» EXERCISE PROMPT: Below are some records; copy each line in them that contains "JSON".

[DATASET ENTRIES — start]

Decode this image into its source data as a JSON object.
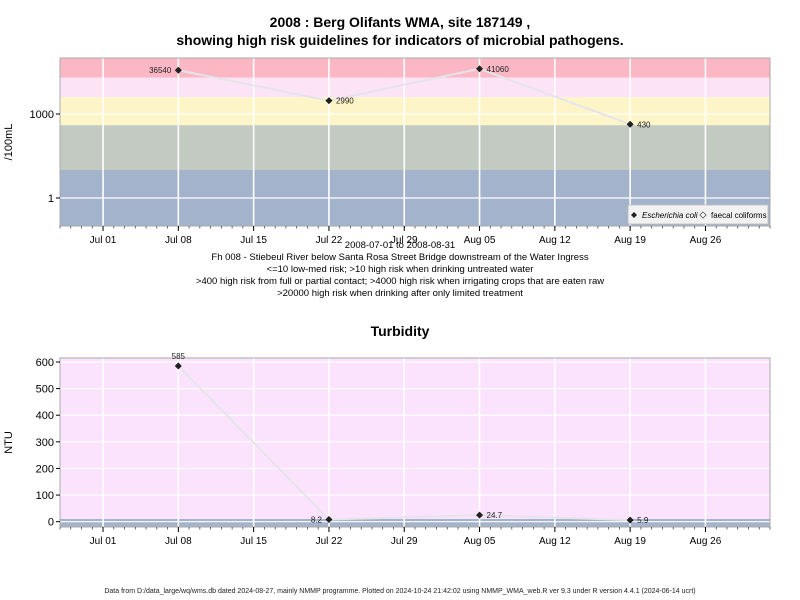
{
  "page": {
    "title_line1": "2008 : Berg Olifants WMA, site 187149 ,",
    "title_line2": "showing high risk guidelines for indicators of microbial pathogens.",
    "date_range": "2008-07-01 to 2008-08-31",
    "site_description": "Fh 008 - Stiebeul River below Santa Rosa Street Bridge downstream of the Water Ingress",
    "guideline_1": "<=10 low-med risk; >10 high risk when drinking untreated water",
    "guideline_2": ">400 high risk from full or partial contact; >4000 high risk when irrigating crops that are eaten raw",
    "guideline_3": ">20000 high risk when drinking after only limited treatment",
    "turbidity_title": "Turbidity",
    "footer": "Data from D:/data_large/wq/wms.db dated 2024-08-27, mainly NMMP programme. Plotted on 2024-10-24 21:42:02 using NMMP_WMA_web.R ver 9.3 under R version 4.4.1 (2024-06-14 ucrt)"
  },
  "chart_data": [
    {
      "type": "scatter",
      "title": "2008 : Berg Olifants WMA, site 187149 , showing high risk guidelines for indicators of microbial pathogens.",
      "ylabel": "/100mL",
      "y_scale": "log",
      "y_ticks": [
        1,
        1000
      ],
      "y_tick_labels": [
        "1",
        "1000"
      ],
      "x_ticks": [
        "2008-07-01",
        "2008-07-08",
        "2008-07-15",
        "2008-07-22",
        "2008-07-29",
        "2008-08-05",
        "2008-08-12",
        "2008-08-19",
        "2008-08-26"
      ],
      "x_tick_labels": [
        "Jul 01",
        "Jul 08",
        "Jul 15",
        "Jul 22",
        "Jul 29",
        "Aug 05",
        "Aug 12",
        "Aug 19",
        "Aug 26"
      ],
      "xlim": [
        "2008-06-27",
        "2008-09-01"
      ],
      "series": [
        {
          "name": "Escherichia coli",
          "x": [
            "2008-07-08",
            "2008-07-22",
            "2008-08-05",
            "2008-08-19"
          ],
          "y": [
            36540,
            2990,
            41060,
            430
          ],
          "labels": [
            "36540",
            "2990",
            "41060",
            "430"
          ]
        },
        {
          "name": "faecal coliforms",
          "x": [],
          "y": []
        }
      ],
      "risk_bands": [
        {
          "from": 0.1,
          "to": 10,
          "color": "#a3b3cb"
        },
        {
          "from": 10,
          "to": 400,
          "color": "#c2cac2"
        },
        {
          "from": 400,
          "to": 4000,
          "color": "#fdf5c8"
        },
        {
          "from": 4000,
          "to": 20000,
          "color": "#fce3f6"
        },
        {
          "from": 20000,
          "to": 100000,
          "color": "#fbb8c4"
        }
      ],
      "legend_position": "bottom-right",
      "grid": true
    },
    {
      "type": "scatter",
      "title": "Turbidity",
      "ylabel": "NTU",
      "ylim": [
        -20,
        615
      ],
      "y_ticks": [
        0,
        100,
        200,
        300,
        400,
        500,
        600
      ],
      "x_ticks": [
        "2008-07-01",
        "2008-07-08",
        "2008-07-15",
        "2008-07-22",
        "2008-07-29",
        "2008-08-05",
        "2008-08-12",
        "2008-08-19",
        "2008-08-26"
      ],
      "x_tick_labels": [
        "Jul 01",
        "Jul 08",
        "Jul 15",
        "Jul 22",
        "Jul 29",
        "Aug 05",
        "Aug 12",
        "Aug 19",
        "Aug 26"
      ],
      "xlim": [
        "2008-06-27",
        "2008-09-01"
      ],
      "series": [
        {
          "name": "",
          "x": [
            "2008-07-08",
            "2008-07-22",
            "2008-08-05",
            "2008-08-19"
          ],
          "y": [
            585,
            8.2,
            24.7,
            5.9
          ],
          "labels": [
            "585",
            "8.2",
            "24.7",
            "5.9"
          ]
        }
      ],
      "bands": [
        {
          "from": -20,
          "to": 10,
          "color": "#a3b3cb"
        },
        {
          "from": 10,
          "to": 615,
          "color": "#fce3fd"
        }
      ],
      "grid": true
    }
  ]
}
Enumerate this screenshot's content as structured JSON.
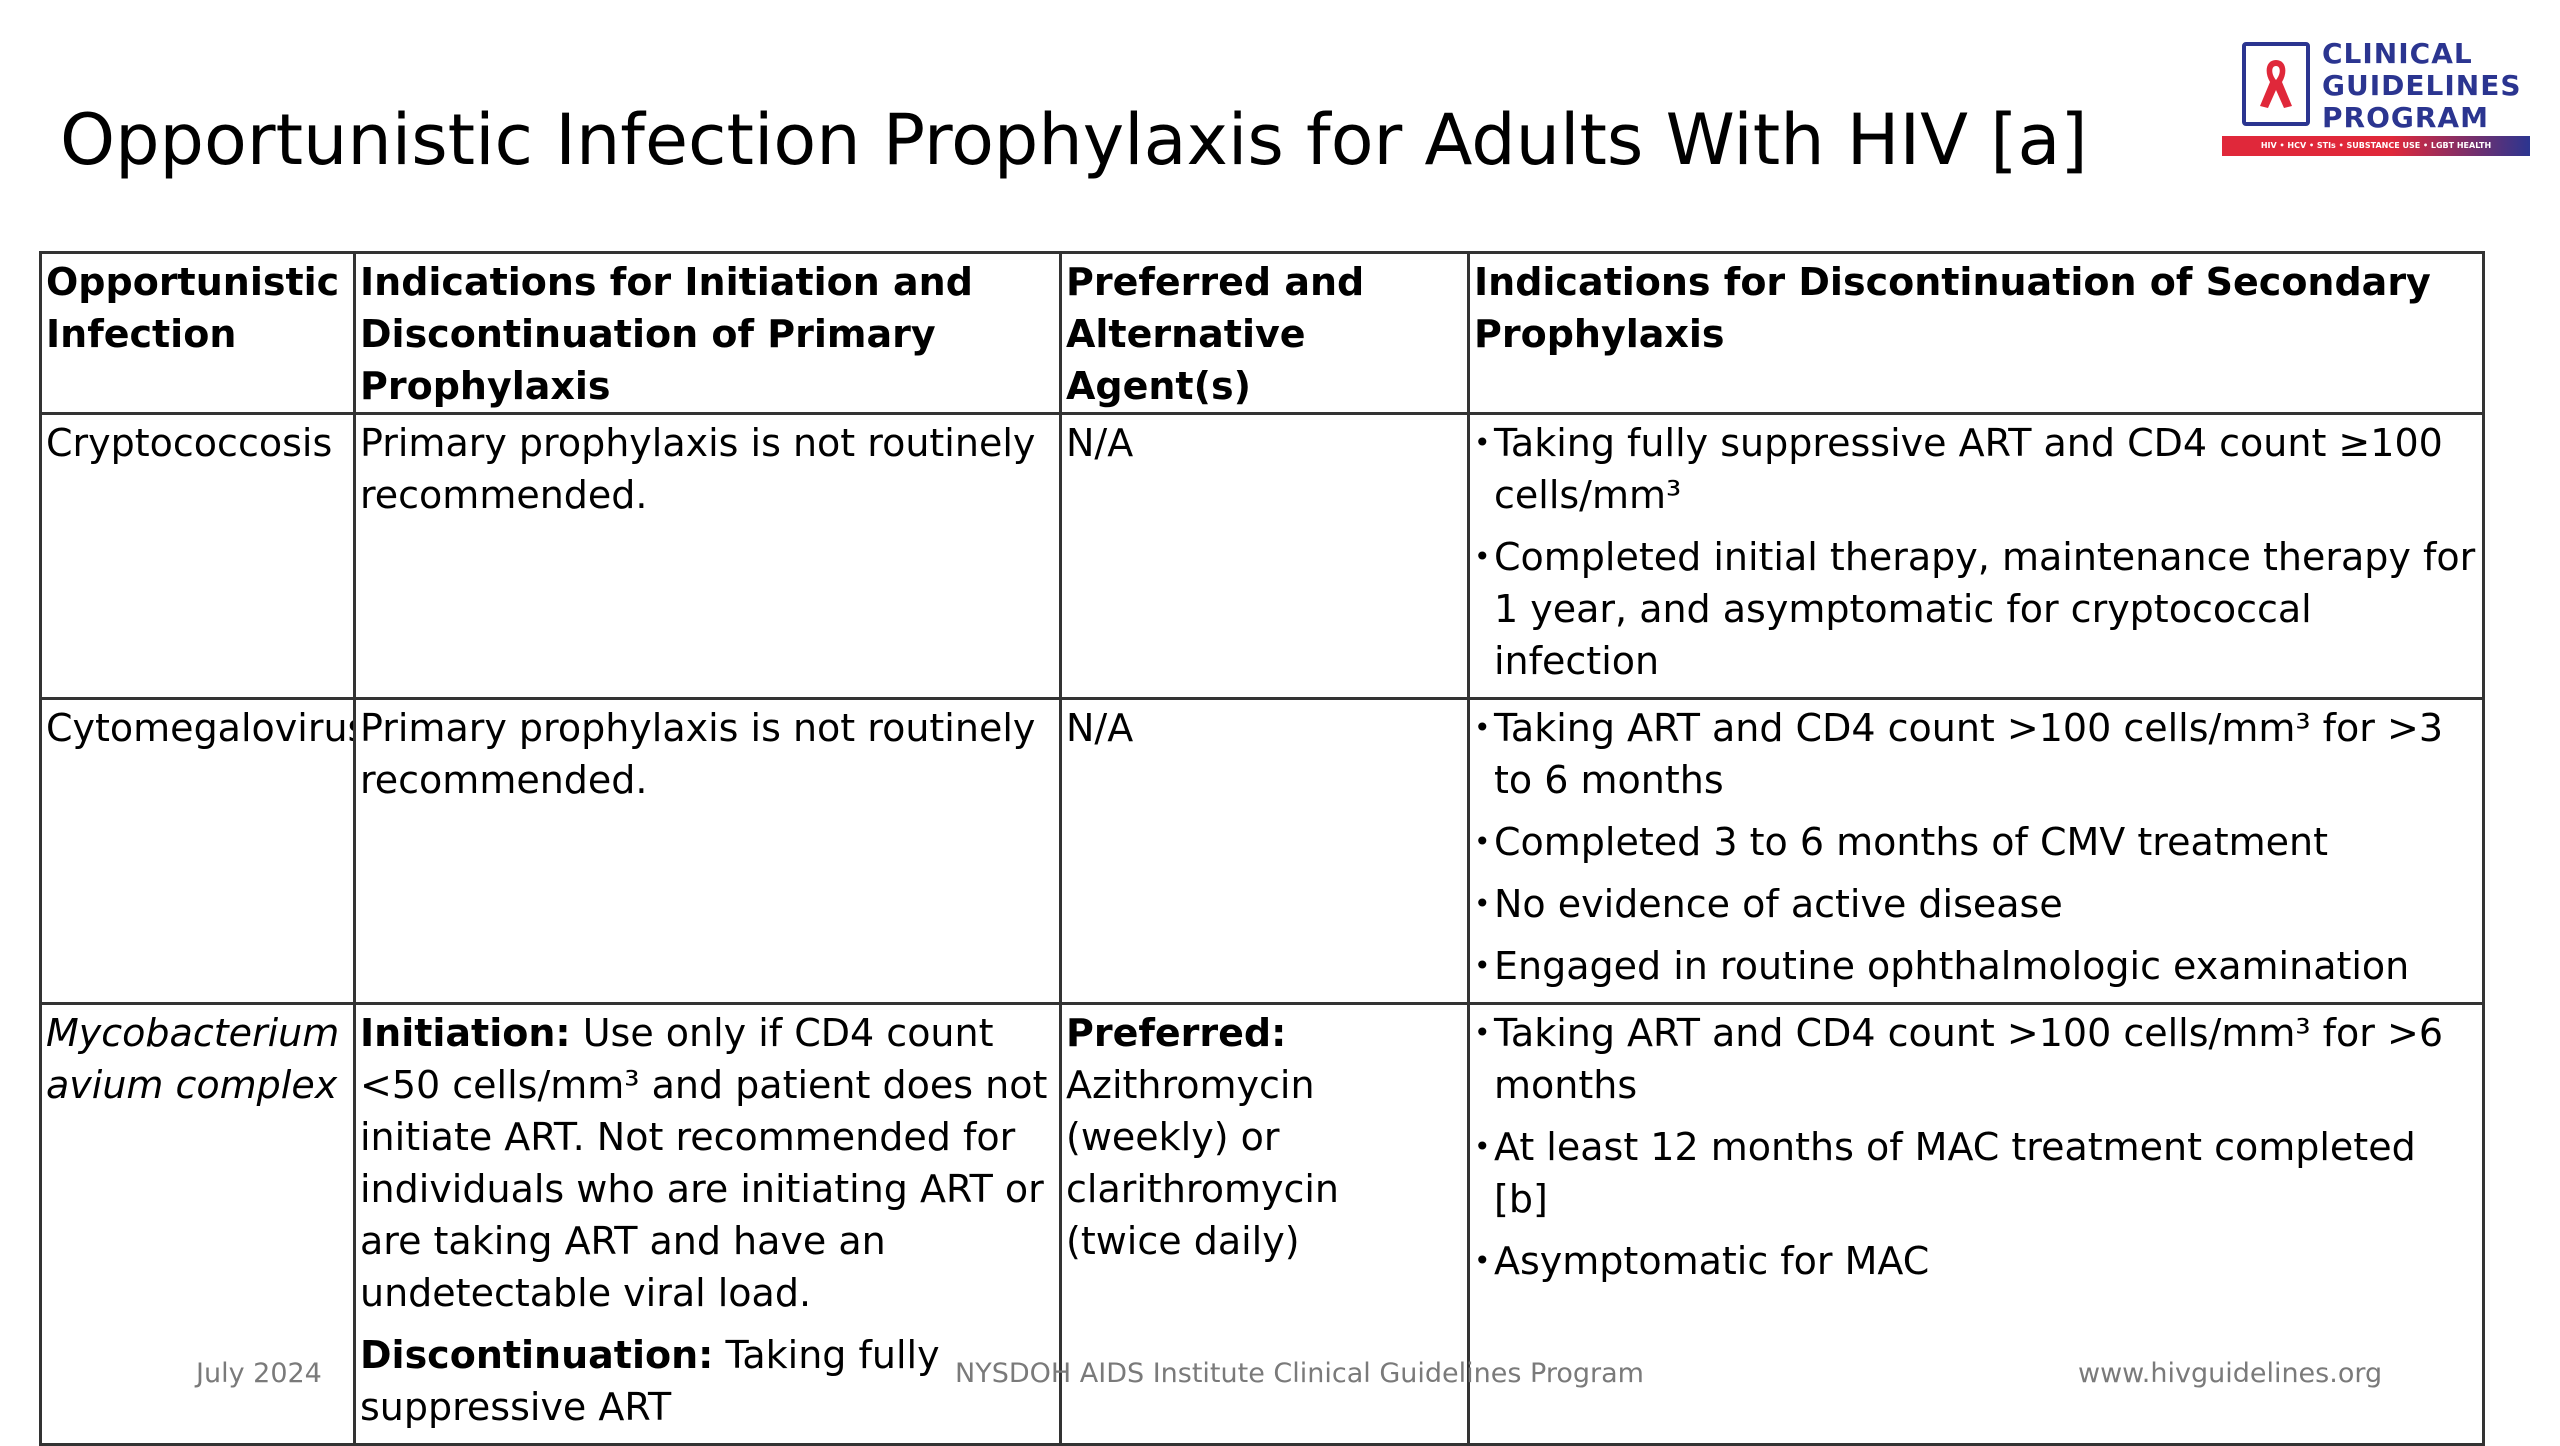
{
  "title": "Opportunistic Infection Prophylaxis for Adults With HIV [a]",
  "logo": {
    "line1": "CLINICAL",
    "line2": "GUIDELINES",
    "line3": "PROGRAM",
    "tagline": "HIV • HCV • STIs • SUBSTANCE USE • LGBT HEALTH",
    "brand_color": "#2b3590",
    "accent_color": "#e0283a",
    "icon": "red-ribbon-icon"
  },
  "table": {
    "headers": [
      "Opportunistic Infection",
      "Indications for Initiation and Discontinuation of Primary Prophylaxis",
      "Preferred and Alternative Agent(s)",
      "Indications for Discontinuation of Secondary Prophylaxis"
    ],
    "rows": [
      {
        "infection": "Cryptococcosis",
        "primary": "Primary prophylaxis is not routinely recommended.",
        "agents": "N/A",
        "secondary": [
          "Taking fully suppressive ART and CD4 count ≥100 cells/mm³",
          "Completed initial therapy, maintenance therapy for 1 year, and asymptomatic for cryptococcal infection"
        ]
      },
      {
        "infection": "Cytomegalovirus",
        "primary": "Primary prophylaxis is not routinely recommended.",
        "agents": "N/A",
        "secondary": [
          "Taking ART and CD4 count >100 cells/mm³ for >3 to 6 months",
          "Completed 3 to 6 months of CMV treatment",
          "No evidence of active disease",
          "Engaged in routine ophthalmologic examination"
        ]
      },
      {
        "infection": "Mycobacterium avium complex",
        "initiation_label": "Initiation:",
        "initiation_text": "Use only if CD4 count <50 cells/mm³ and patient does not initiate ART. Not recommended for individuals who are initiating ART or are taking ART and have an undetectable viral load.",
        "discontinuation_label": "Discontinuation:",
        "discontinuation_text": "Taking fully suppressive ART",
        "agents_label": "Preferred:",
        "agents": "Azithromycin (weekly) or clarithromycin (twice daily)",
        "secondary": [
          "Taking ART and CD4 count >100 cells/mm³ for >6 months",
          "At least 12 months of MAC treatment completed [b]",
          "Asymptomatic for MAC"
        ]
      }
    ]
  },
  "footer": {
    "date": "July 2024",
    "program": "NYSDOH AIDS Institute Clinical Guidelines Program",
    "url": "www.hivguidelines.org"
  }
}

[DATASET ENTRIES — finish]

» SOLUTION:
Decode this image into its source data as a JSON object.
Enumerate this screenshot's content as structured JSON.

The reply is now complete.